(What the task requires) Starting at the line with "OCR this image." and stopping at the final line, retype the data below exactly; do not carry over any pictures.

(Data for this task)

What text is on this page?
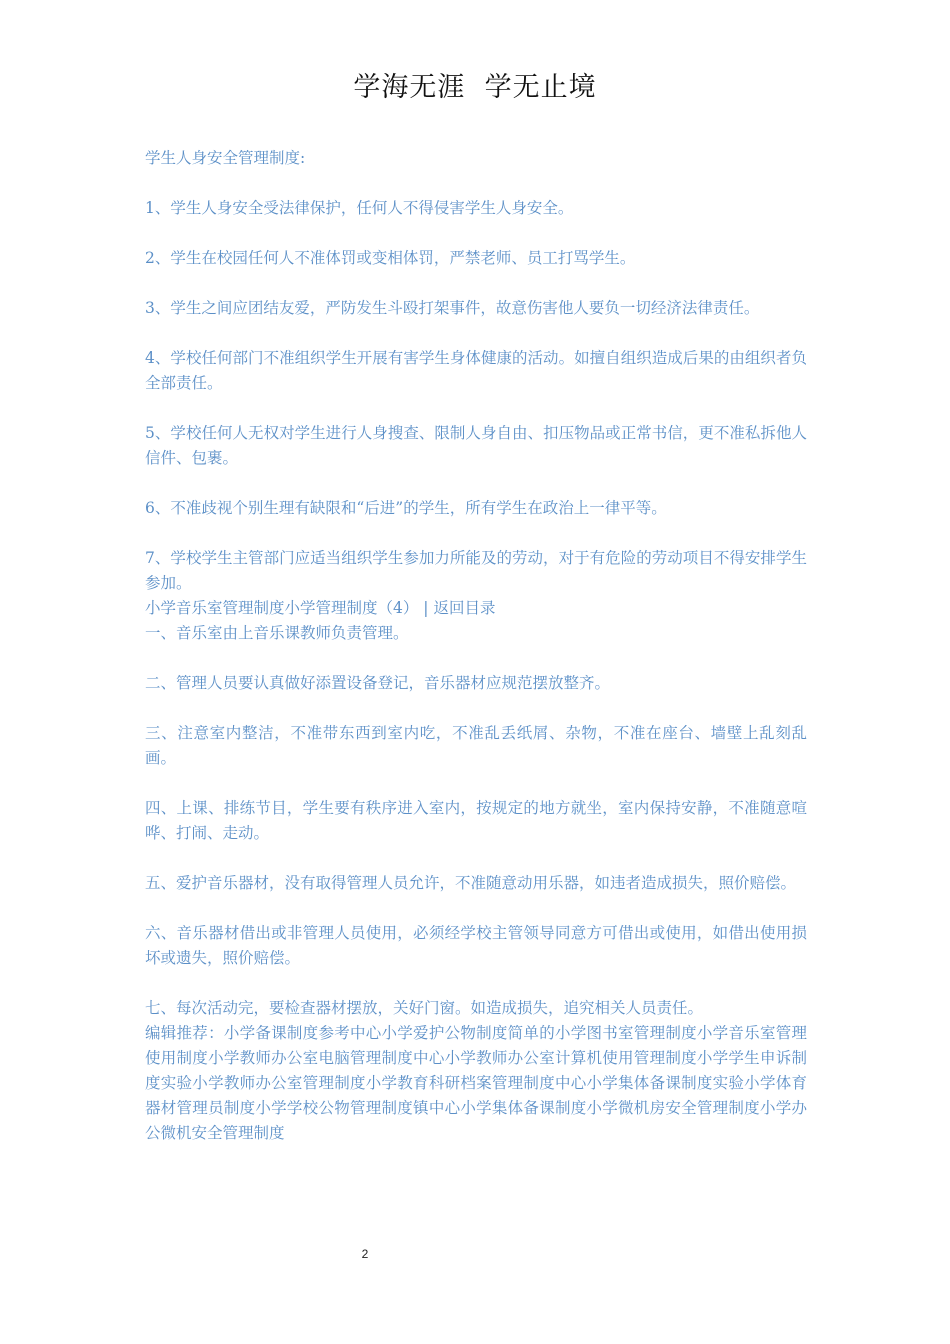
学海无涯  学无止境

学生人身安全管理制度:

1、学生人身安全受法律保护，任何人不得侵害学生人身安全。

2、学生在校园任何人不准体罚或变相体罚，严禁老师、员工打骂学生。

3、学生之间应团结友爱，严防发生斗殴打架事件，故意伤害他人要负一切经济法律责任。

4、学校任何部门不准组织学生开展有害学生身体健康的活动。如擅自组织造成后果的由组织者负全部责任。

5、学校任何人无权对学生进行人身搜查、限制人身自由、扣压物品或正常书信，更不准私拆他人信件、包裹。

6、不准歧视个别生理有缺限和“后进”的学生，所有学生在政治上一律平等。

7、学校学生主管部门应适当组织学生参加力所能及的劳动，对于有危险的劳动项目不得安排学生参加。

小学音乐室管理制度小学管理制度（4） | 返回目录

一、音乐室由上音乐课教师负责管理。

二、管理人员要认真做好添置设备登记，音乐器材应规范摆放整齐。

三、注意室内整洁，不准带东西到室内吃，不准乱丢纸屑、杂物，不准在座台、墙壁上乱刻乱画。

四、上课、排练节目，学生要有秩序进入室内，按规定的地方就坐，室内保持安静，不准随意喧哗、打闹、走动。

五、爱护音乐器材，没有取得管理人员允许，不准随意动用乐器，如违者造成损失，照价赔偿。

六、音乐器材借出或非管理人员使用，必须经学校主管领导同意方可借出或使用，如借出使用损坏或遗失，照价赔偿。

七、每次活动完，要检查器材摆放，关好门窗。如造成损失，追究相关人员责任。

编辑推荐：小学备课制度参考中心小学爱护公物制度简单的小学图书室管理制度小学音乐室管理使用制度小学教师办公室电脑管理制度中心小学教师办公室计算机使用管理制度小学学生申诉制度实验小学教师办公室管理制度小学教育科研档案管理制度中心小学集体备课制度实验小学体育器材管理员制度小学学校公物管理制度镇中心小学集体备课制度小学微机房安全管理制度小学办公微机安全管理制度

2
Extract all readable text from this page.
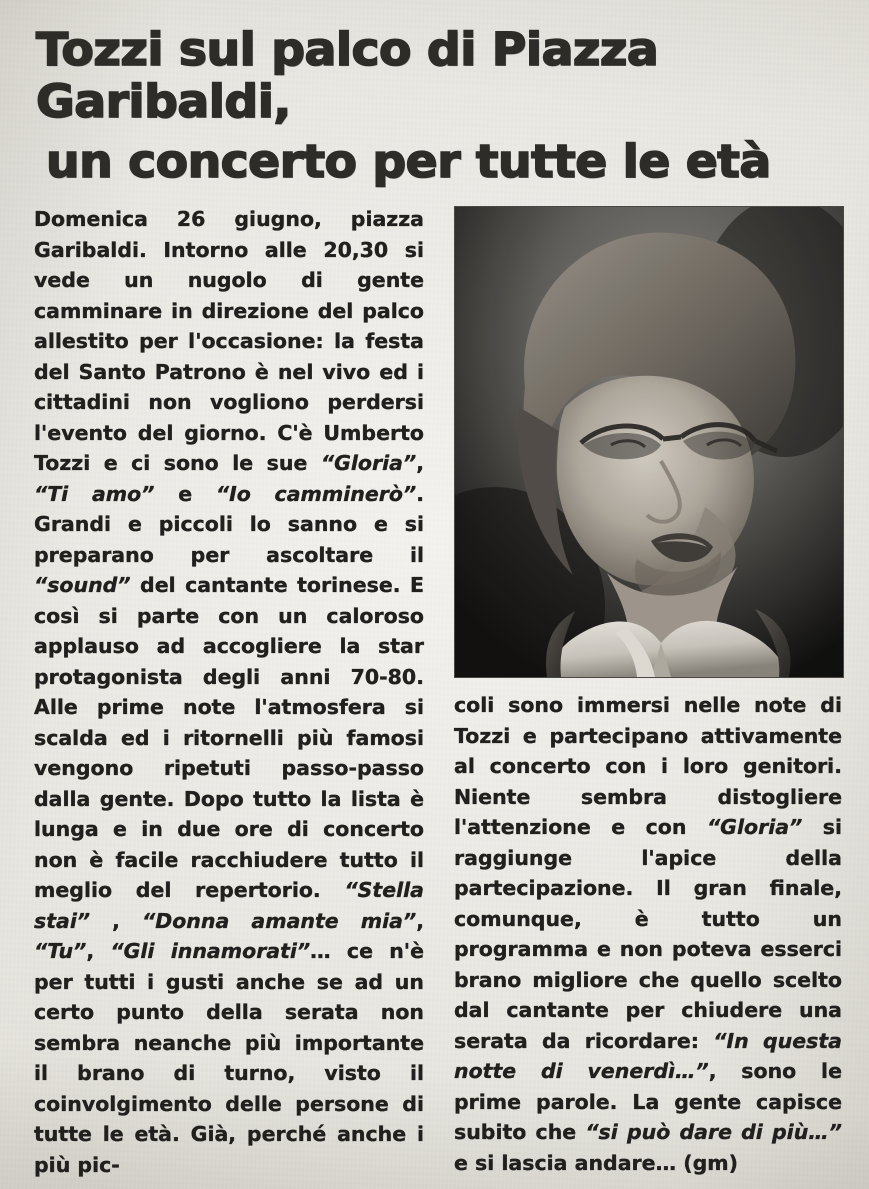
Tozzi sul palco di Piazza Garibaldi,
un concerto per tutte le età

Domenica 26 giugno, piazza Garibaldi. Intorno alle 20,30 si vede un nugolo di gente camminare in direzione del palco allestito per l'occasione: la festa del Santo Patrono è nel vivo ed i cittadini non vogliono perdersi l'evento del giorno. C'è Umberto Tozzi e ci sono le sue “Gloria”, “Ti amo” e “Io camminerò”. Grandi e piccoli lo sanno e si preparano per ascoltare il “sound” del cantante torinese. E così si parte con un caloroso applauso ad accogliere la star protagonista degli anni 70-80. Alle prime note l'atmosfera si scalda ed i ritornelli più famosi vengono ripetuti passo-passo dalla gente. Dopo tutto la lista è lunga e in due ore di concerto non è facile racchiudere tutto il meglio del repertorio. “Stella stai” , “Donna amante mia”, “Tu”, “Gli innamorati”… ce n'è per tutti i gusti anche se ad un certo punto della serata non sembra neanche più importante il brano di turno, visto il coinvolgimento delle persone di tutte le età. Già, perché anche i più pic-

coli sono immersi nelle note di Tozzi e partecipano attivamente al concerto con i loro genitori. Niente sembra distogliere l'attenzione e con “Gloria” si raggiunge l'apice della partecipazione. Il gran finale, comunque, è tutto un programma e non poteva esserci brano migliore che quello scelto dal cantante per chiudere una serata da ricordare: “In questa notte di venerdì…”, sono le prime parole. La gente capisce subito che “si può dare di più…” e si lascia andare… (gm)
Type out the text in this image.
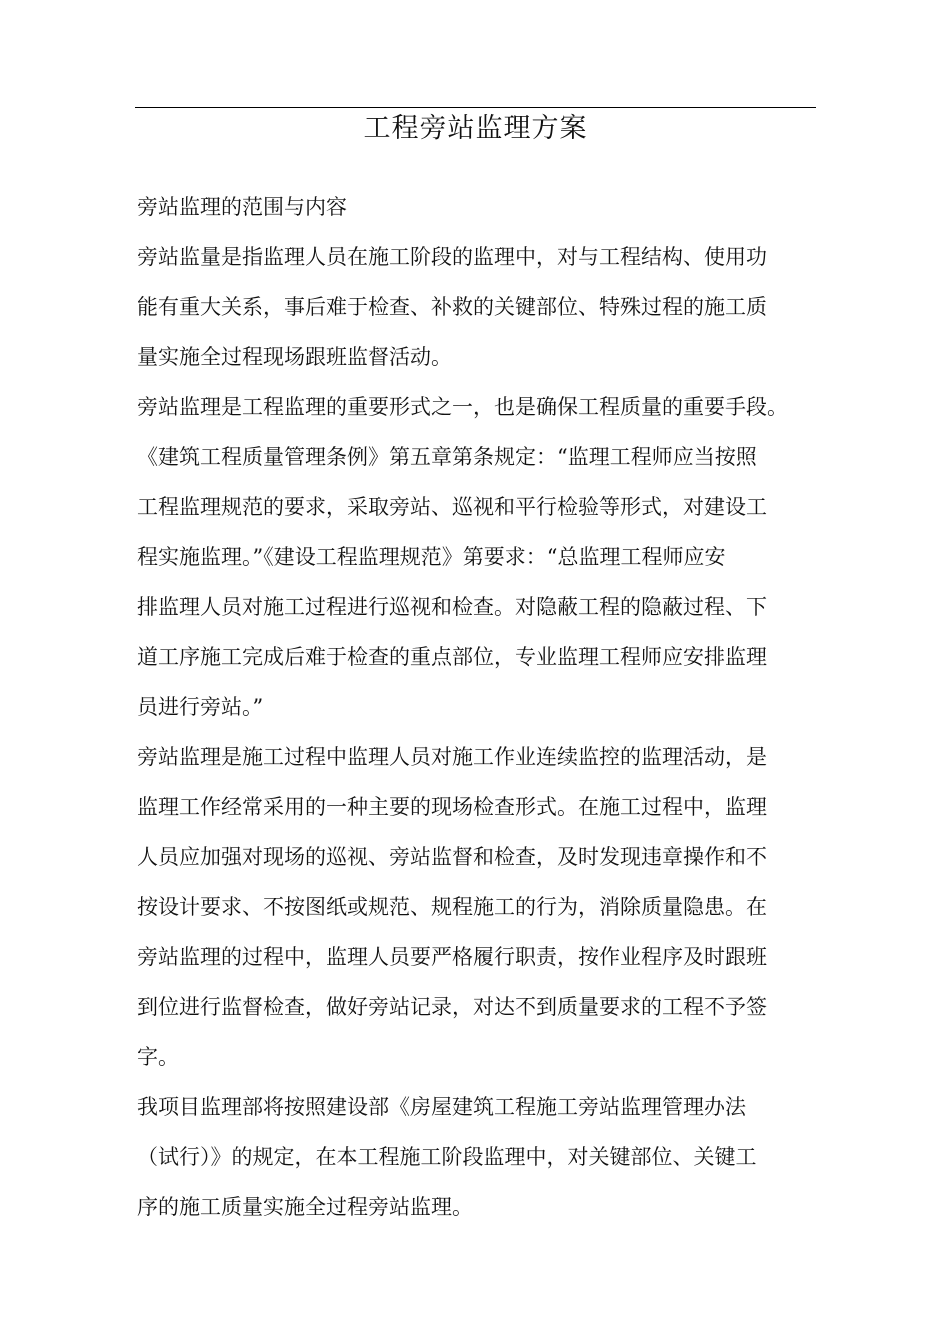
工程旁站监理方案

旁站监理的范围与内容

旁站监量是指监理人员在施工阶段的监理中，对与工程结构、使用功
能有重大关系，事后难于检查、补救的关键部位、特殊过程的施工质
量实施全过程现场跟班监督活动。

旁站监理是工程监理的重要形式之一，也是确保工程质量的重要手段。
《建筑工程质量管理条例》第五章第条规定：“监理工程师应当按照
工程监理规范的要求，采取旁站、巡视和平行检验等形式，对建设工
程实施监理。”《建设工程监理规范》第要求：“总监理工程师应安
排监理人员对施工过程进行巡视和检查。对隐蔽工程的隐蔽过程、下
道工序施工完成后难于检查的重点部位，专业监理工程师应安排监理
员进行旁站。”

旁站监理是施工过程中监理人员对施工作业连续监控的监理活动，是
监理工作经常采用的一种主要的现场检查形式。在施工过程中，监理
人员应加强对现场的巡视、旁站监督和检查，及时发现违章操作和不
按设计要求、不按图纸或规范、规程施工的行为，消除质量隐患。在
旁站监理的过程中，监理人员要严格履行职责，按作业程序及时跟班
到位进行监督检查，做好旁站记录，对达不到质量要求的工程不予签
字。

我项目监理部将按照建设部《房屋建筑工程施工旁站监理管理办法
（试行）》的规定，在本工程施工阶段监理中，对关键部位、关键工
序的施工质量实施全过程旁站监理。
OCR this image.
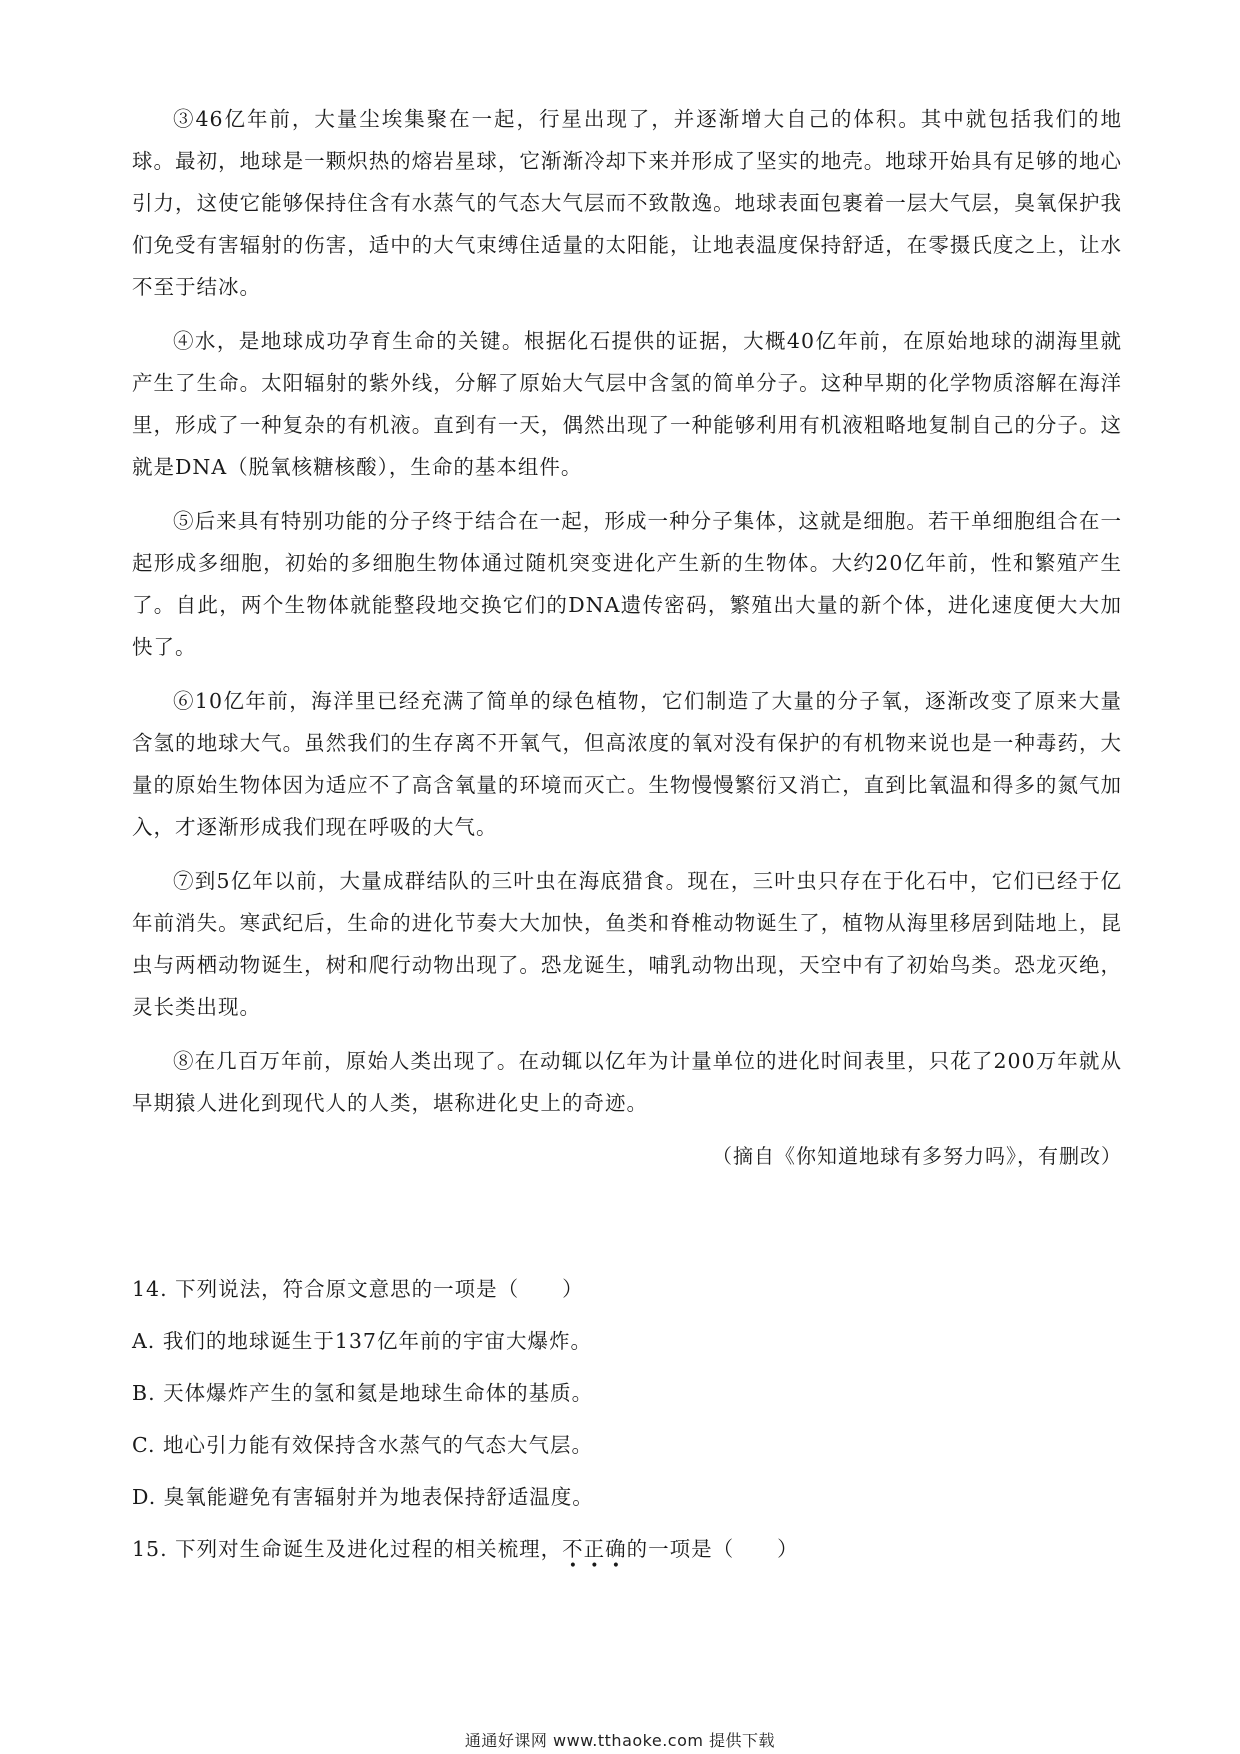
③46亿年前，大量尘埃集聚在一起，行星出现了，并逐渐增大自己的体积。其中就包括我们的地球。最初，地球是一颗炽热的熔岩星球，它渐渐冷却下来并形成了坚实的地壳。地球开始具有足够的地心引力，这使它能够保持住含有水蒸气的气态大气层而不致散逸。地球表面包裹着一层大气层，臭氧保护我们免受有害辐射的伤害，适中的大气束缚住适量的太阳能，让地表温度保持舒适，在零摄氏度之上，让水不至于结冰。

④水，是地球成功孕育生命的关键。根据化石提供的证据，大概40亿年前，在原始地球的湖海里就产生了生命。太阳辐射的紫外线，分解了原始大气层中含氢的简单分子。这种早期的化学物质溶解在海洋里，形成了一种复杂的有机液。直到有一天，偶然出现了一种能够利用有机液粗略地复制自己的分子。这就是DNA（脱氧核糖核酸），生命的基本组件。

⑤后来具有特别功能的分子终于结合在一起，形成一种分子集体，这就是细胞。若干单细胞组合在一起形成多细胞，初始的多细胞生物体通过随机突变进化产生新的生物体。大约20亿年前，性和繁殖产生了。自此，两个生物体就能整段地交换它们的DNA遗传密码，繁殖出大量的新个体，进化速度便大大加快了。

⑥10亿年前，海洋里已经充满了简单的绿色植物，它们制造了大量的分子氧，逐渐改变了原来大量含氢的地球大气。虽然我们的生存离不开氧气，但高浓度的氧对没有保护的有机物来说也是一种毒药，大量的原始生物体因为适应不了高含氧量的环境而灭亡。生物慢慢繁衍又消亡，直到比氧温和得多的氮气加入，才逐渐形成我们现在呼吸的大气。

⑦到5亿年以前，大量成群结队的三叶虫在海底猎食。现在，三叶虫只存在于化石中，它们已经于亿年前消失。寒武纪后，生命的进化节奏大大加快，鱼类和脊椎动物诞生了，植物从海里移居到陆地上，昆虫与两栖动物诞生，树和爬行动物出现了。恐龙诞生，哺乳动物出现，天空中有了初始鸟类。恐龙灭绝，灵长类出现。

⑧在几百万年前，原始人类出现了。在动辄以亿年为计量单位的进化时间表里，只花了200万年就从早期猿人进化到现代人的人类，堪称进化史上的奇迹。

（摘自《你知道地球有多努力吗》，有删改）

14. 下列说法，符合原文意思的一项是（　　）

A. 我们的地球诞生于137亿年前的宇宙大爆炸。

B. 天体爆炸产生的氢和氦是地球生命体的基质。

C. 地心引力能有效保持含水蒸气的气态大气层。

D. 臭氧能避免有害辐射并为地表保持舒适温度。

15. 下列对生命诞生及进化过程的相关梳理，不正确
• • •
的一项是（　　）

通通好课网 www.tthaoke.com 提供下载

(Reply to the exercise)
OCR this image.
③46亿年前，大量尘埃集聚在一起，行星出现了，并逐渐增大自己的体积。其中就包括我们的地球。最初，地球是一颗炽热的熔岩星球，它渐渐冷却下来并形成了坚实的地壳。地球开始具有足够的地心引力，这使它能够保持住含有水蒸气的气态大气层而不致散逸。地球表面包裹着一层大气层，臭氧保护我们免受有害辐射的伤害，适中的大气束缚住适量的太阳能，让地表温度保持舒适，在零摄氏度之上，让水不至于结冰。

④水，是地球成功孕育生命的关键。根据化石提供的证据，大概40亿年前，在原始地球的湖海里就产生了生命。太阳辐射的紫外线，分解了原始大气层中含氢的简单分子。这种早期的化学物质溶解在海洋里，形成了一种复杂的有机液。直到有一天，偶然出现了一种能够利用有机液粗略地复制自己的分子。这就是DNA（脱氧核糖核酸），生命的基本组件。

⑤后来具有特别功能的分子终于结合在一起，形成一种分子集体，这就是细胞。若干单细胞组合在一起形成多细胞，初始的多细胞生物体通过随机突变进化产生新的生物体。大约20亿年前，性和繁殖产生了。自此，两个生物体就能整段地交换它们的DNA遗传密码，繁殖出大量的新个体，进化速度便大大加快了。

⑥10亿年前，海洋里已经充满了简单的绿色植物，它们制造了大量的分子氧，逐渐改变了原来大量含氢的地球大气。虽然我们的生存离不开氧气，但高浓度的氧对没有保护的有机物来说也是一种毒药，大量的原始生物体因为适应不了高含氧量的环境而灭亡。生物慢慢繁衍又消亡，直到比氧温和得多的氮气加入，才逐渐形成我们现在呼吸的大气。

⑦到5亿年以前，大量成群结队的三叶虫在海底猎食。现在，三叶虫只存在于化石中，它们已经于亿年前消失。寒武纪后，生命的进化节奏大大加快，鱼类和脊椎动物诞生了，植物从海里移居到陆地上，昆虫与两栖动物诞生，树和爬行动物出现了。恐龙诞生，哺乳动物出现，天空中有了初始鸟类。恐龙灭绝，灵长类出现。

⑧在几百万年前，原始人类出现了。在动辄以亿年为计量单位的进化时间表里，只花了200万年就从早期猿人进化到现代人的人类，堪称进化史上的奇迹。

（摘自《你知道地球有多努力吗》，有删改）

14. 下列说法，符合原文意思的一项是（　　）

A. 我们的地球诞生于137亿年前的宇宙大爆炸。

B. 天体爆炸产生的氢和氦是地球生命体的基质。

C. 地心引力能有效保持含水蒸气的气态大气层。

D. 臭氧能避免有害辐射并为地表保持舒适温度。

15. 下列对生命诞生及进化过程的相关梳理，不正确
• • •
的一项是（　　）

通通好课网 www.tthaoke.com 提供下载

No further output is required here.